[Data extracted from a collection]
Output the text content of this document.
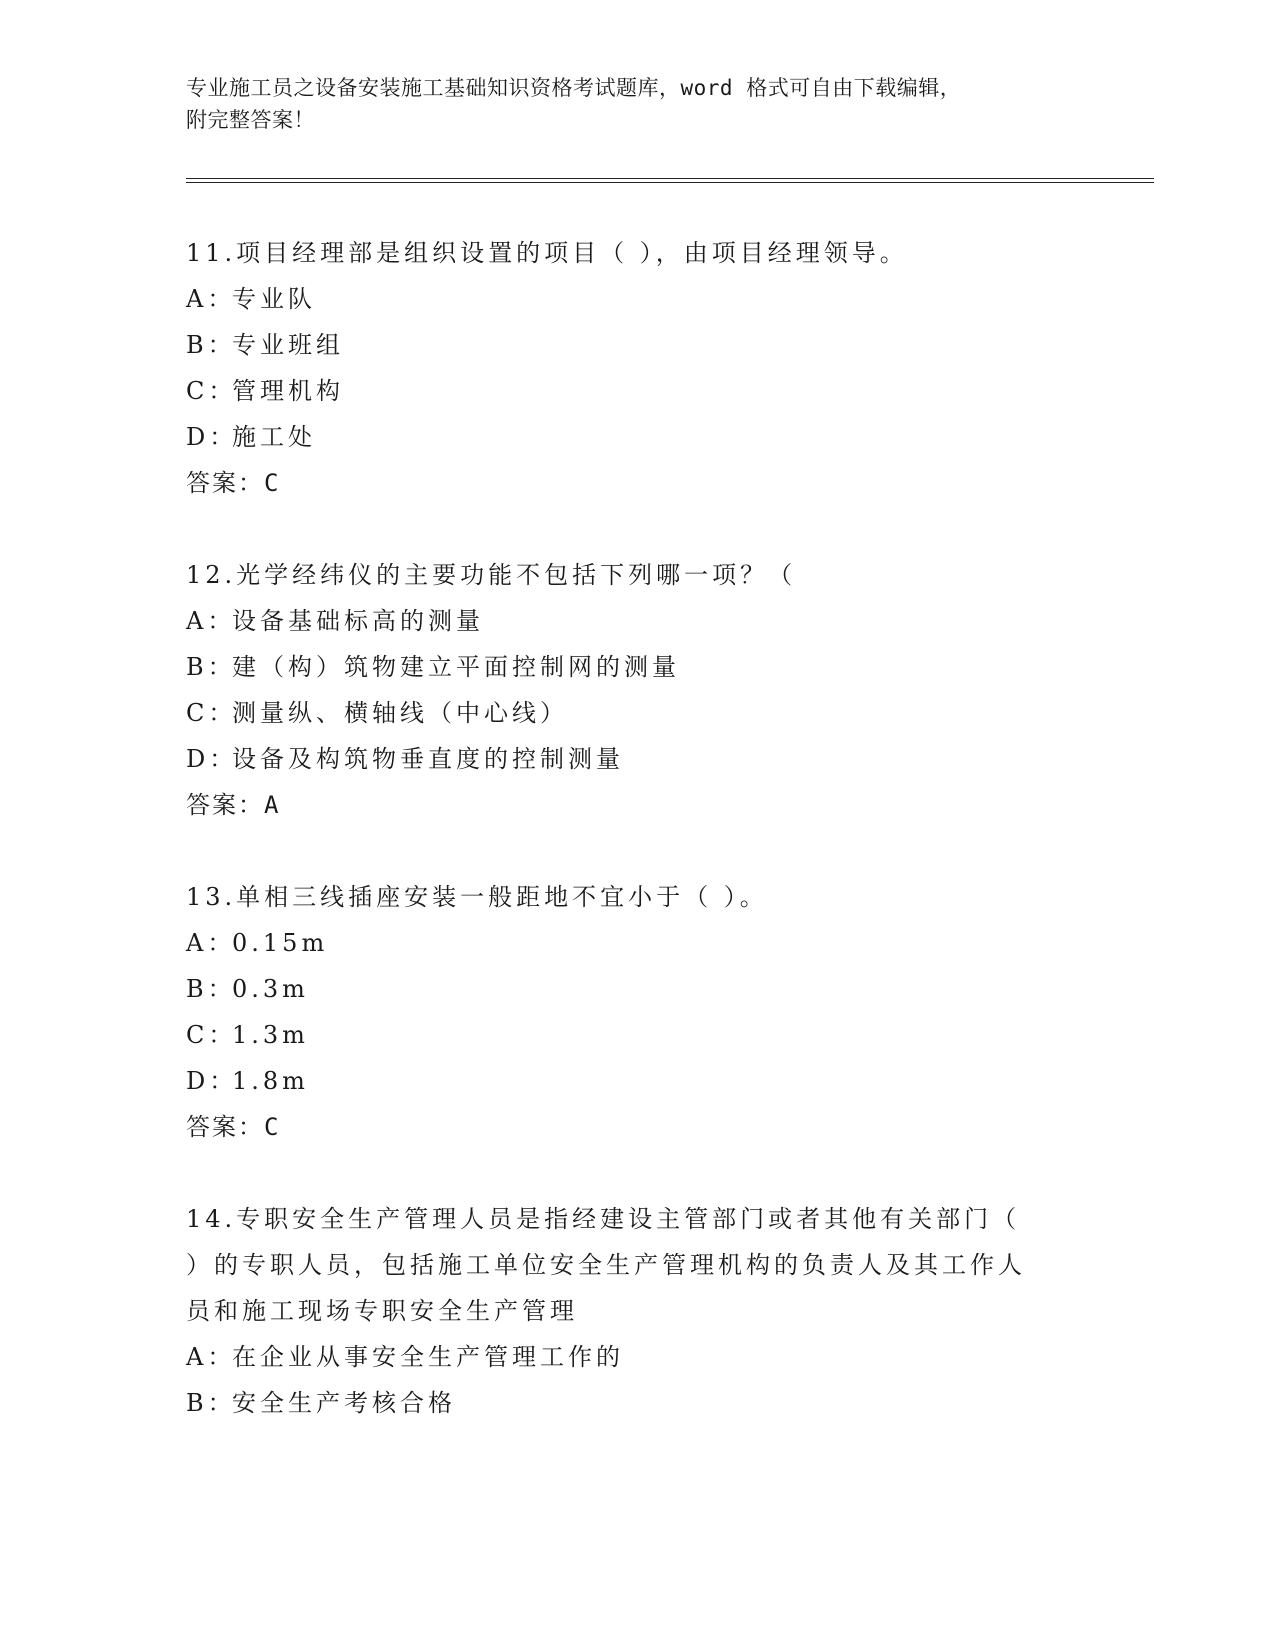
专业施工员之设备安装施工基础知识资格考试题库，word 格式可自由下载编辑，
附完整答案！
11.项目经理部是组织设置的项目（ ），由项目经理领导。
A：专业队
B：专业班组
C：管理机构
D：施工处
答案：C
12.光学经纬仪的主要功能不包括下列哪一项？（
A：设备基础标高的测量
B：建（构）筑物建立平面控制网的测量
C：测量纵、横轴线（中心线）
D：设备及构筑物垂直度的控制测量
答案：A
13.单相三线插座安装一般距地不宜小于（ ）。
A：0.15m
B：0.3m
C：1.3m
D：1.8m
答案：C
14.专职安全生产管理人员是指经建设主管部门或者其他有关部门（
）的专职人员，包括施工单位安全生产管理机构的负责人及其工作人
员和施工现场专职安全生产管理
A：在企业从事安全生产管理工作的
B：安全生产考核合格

PROBLEM DESCRIPTION:
Above are the records; reproduce them exactly and leave out the pictures.

SOLUTION TO THE PROBLEM:
Output the text content of this document.
专业施工员之设备安装施工基础知识资格考试题库，word 格式可自由下载编辑，
附完整答案！
11.项目经理部是组织设置的项目（ ），由项目经理领导。
A：专业队
B：专业班组
C：管理机构
D：施工处
答案：C
12.光学经纬仪的主要功能不包括下列哪一项？（
A：设备基础标高的测量
B：建（构）筑物建立平面控制网的测量
C：测量纵、横轴线（中心线）
D：设备及构筑物垂直度的控制测量
答案：A
13.单相三线插座安装一般距地不宜小于（ ）。
A：0.15m
B：0.3m
C：1.3m
D：1.8m
答案：C
14.专职安全生产管理人员是指经建设主管部门或者其他有关部门（
）的专职人员，包括施工单位安全生产管理机构的负责人及其工作人
员和施工现场专职安全生产管理
A：在企业从事安全生产管理工作的
B：安全生产考核合格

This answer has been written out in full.